┏━━
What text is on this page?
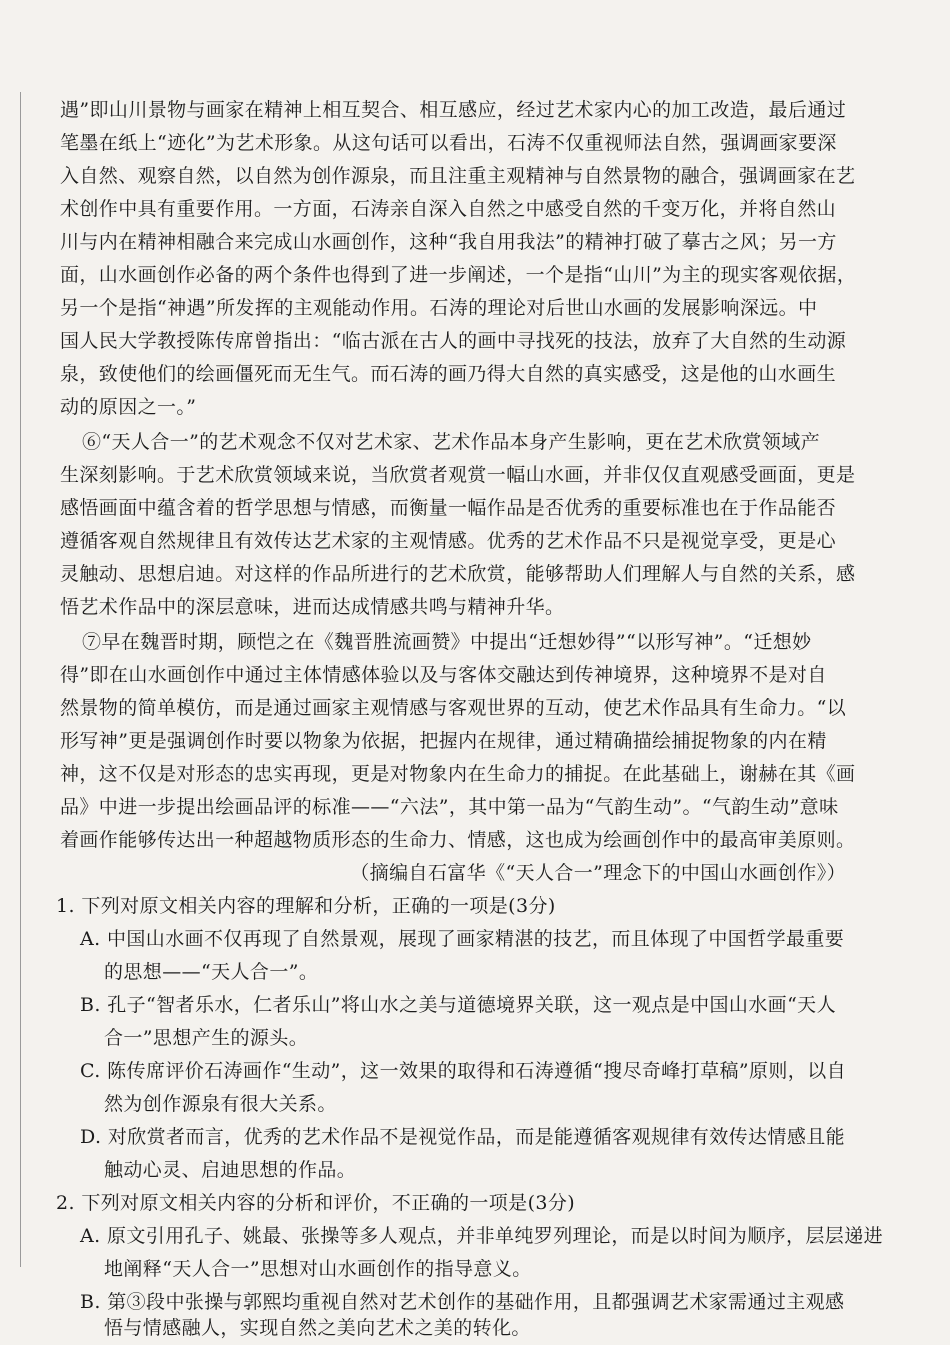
遇”即山川景物与画家在精神上相互契合、相互感应，经过艺术家内心的加工改造，最后通过
笔墨在纸上“迹化”为艺术形象。从这句话可以看出，石涛不仅重视师法自然，强调画家要深
入自然、观察自然，以自然为创作源泉，而且注重主观精神与自然景物的融合，强调画家在艺
术创作中具有重要作用。一方面，石涛亲自深入自然之中感受自然的千变万化，并将自然山
川与内在精神相融合来完成山水画创作，这种“我自用我法”的精神打破了摹古之风；另一方
面，山水画创作必备的两个条件也得到了进一步阐述，一个是指“山川”为主的现实客观依据，
另一个是指“神遇”所发挥的主观能动作用。石涛的理论对后世山水画的发展影响深远。中
国人民大学教授陈传席曾指出：“临古派在古人的画中寻找死的技法，放弃了大自然的生动源
泉，致使他们的绘画僵死而无生气。而石涛的画乃得大自然的真实感受，这是他的山水画生
动的原因之一。”
⑥“天人合一”的艺术观念不仅对艺术家、艺术作品本身产生影响，更在艺术欣赏领域产
生深刻影响。于艺术欣赏领域来说，当欣赏者观赏一幅山水画，并非仅仅直观感受画面，更是
感悟画面中蕴含着的哲学思想与情感，而衡量一幅作品是否优秀的重要标准也在于作品能否
遵循客观自然规律且有效传达艺术家的主观情感。优秀的艺术作品不只是视觉享受，更是心
灵触动、思想启迪。对这样的作品所进行的艺术欣赏，能够帮助人们理解人与自然的关系，感
悟艺术作品中的深层意味，进而达成情感共鸣与精神升华。
⑦早在魏晋时期，顾恺之在《魏晋胜流画赞》中提出“迁想妙得”“以形写神”。“迁想妙
得”即在山水画创作中通过主体情感体验以及与客体交融达到传神境界，这种境界不是对自
然景物的简单模仿，而是通过画家主观情感与客观世界的互动，使艺术作品具有生命力。“以
形写神”更是强调创作时要以物象为依据，把握内在规律，通过精确描绘捕捉物象的内在精
神，这不仅是对形态的忠实再现，更是对物象内在生命力的捕捉。在此基础上，谢赫在其《画
品》中进一步提出绘画品评的标准——“六法”，其中第一品为“气韵生动”。“气韵生动”意味
着画作能够传达出一种超越物质形态的生命力、情感，这也成为绘画创作中的最高审美原则。
（摘编自石富华《“天人合一”理念下的中国山水画创作》）
1. 下列对原文相关内容的理解和分析，正确的一项是(3分)
A. 中国山水画不仅再现了自然景观，展现了画家精湛的技艺，而且体现了中国哲学最重要
的思想——“天人合一”。
B. 孔子“智者乐水，仁者乐山”将山水之美与道德境界关联，这一观点是中国山水画“天人
合一”思想产生的源头。
C. 陈传席评价石涛画作“生动”，这一效果的取得和石涛遵循“搜尽奇峰打草稿”原则，以自
然为创作源泉有很大关系。
D. 对欣赏者而言，优秀的艺术作品不是视觉作品，而是能遵循客观规律有效传达情感且能
触动心灵、启迪思想的作品。
2. 下列对原文相关内容的分析和评价，不正确的一项是(3分)
A. 原文引用孔子、姚最、张操等多人观点，并非单纯罗列理论，而是以时间为顺序，层层递进
地阐释“天人合一”思想对山水画创作的指导意义。
B. 第③段中张操与郭熙均重视自然对艺术创作的基础作用，且都强调艺术家需通过主观感
悟与情感融人，实现自然之美向艺术之美的转化。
┗━━
- [Exercise directions]:
From the records above, pull out every line containing the word "天人合一".

- [Task response]:
⑥“天人合一”的艺术观念不仅对艺术家、艺术作品本身产生影响，更在艺术欣赏领域产
（摘编自石富华《“天人合一”理念下的中国山水画创作》）
的思想——“天人合一”。
地阐释“天人合一”思想对山水画创作的指导意义。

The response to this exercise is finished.